> Extracted material
- - - - -

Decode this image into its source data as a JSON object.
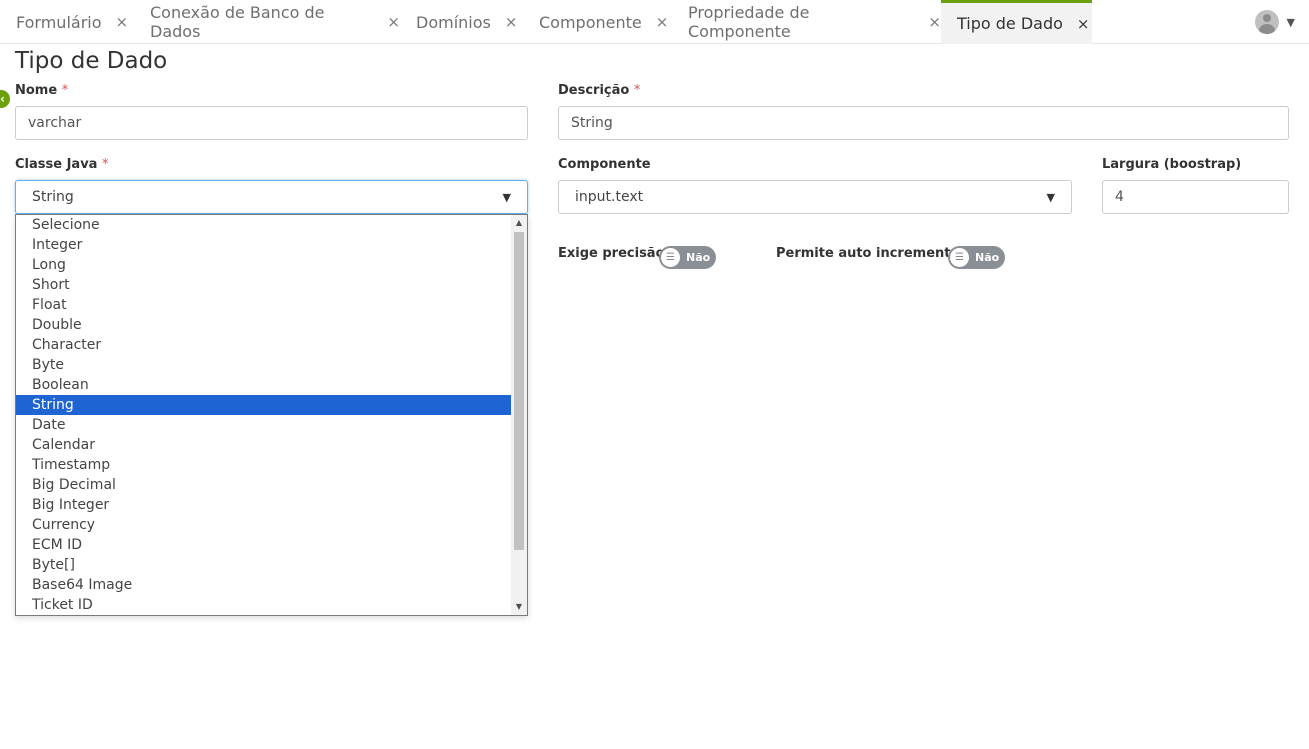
{
  "tabs": [
    {
      "label": "Formulário",
      "close": "×"
    },
    {
      "label": "Conexão de Banco de Dados",
      "close": "×"
    },
    {
      "label": "Domínios",
      "close": "×"
    },
    {
      "label": "Componente",
      "close": "×"
    },
    {
      "label": "Propriedade de Componente",
      "close": "×"
    },
    {
      "label": "Tipo de Dado",
      "close": "×"
    }
  ],
  "active_tab_index": 5,
  "colors": {
    "accent": "#6aa10b",
    "selection": "#1e65d3",
    "required": "#d9534f",
    "toggle_off": "#8a8f96"
  },
  "page": {
    "title": "Tipo de Dado",
    "back_icon": "chevron-left-icon"
  },
  "form": {
    "nome": {
      "label": "Nome",
      "required": "*",
      "value": "varchar"
    },
    "descricao": {
      "label": "Descrição",
      "required": "*",
      "value": "String"
    },
    "classe_java": {
      "label": "Classe Java",
      "required": "*",
      "value": "String",
      "options": [
        "Selecione",
        "Integer",
        "Long",
        "Short",
        "Float",
        "Double",
        "Character",
        "Byte",
        "Boolean",
        "String",
        "Date",
        "Calendar",
        "Timestamp",
        "Big Decimal",
        "Big Integer",
        "Currency",
        "ECM ID",
        "Byte[]",
        "Base64 Image",
        "Ticket ID"
      ],
      "selected_index": 9
    },
    "componente": {
      "label": "Componente",
      "value": "input.text"
    },
    "largura": {
      "label": "Largura (boostrap)",
      "value": "4"
    },
    "exige_precisao": {
      "label": "Exige precisão",
      "toggle": "Não"
    },
    "auto_incremento": {
      "label": "Permite auto incremento",
      "toggle": "Não"
    }
  }
}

- - - - -

> Written request
Except for the pictures, copy the material above exactly.

> Solution for this task
Decode this image into its source data as a JSON object.
{
  "tabs": [
    {
      "label": "Formulário",
      "close": "×"
    },
    {
      "label": "Conexão de Banco de Dados",
      "close": "×"
    },
    {
      "label": "Domínios",
      "close": "×"
    },
    {
      "label": "Componente",
      "close": "×"
    },
    {
      "label": "Propriedade de Componente",
      "close": "×"
    },
    {
      "label": "Tipo de Dado",
      "close": "×"
    }
  ],
  "active_tab_index": 5,
  "colors": {
    "accent": "#6aa10b",
    "selection": "#1e65d3",
    "required": "#d9534f",
    "toggle_off": "#8a8f96"
  },
  "page": {
    "title": "Tipo de Dado",
    "back_icon": "chevron-left-icon"
  },
  "form": {
    "nome": {
      "label": "Nome",
      "required": "*",
      "value": "varchar"
    },
    "descricao": {
      "label": "Descrição",
      "required": "*",
      "value": "String"
    },
    "classe_java": {
      "label": "Classe Java",
      "required": "*",
      "value": "String",
      "options": [
        "Selecione",
        "Integer",
        "Long",
        "Short",
        "Float",
        "Double",
        "Character",
        "Byte",
        "Boolean",
        "String",
        "Date",
        "Calendar",
        "Timestamp",
        "Big Decimal",
        "Big Integer",
        "Currency",
        "ECM ID",
        "Byte[]",
        "Base64 Image",
        "Ticket ID"
      ],
      "selected_index": 9
    },
    "componente": {
      "label": "Componente",
      "value": "input.text"
    },
    "largura": {
      "label": "Largura (boostrap)",
      "value": "4"
    },
    "exige_precisao": {
      "label": "Exige precisão",
      "toggle": "Não"
    },
    "auto_incremento": {
      "label": "Permite auto incremento",
      "toggle": "Não"
    }
  }
}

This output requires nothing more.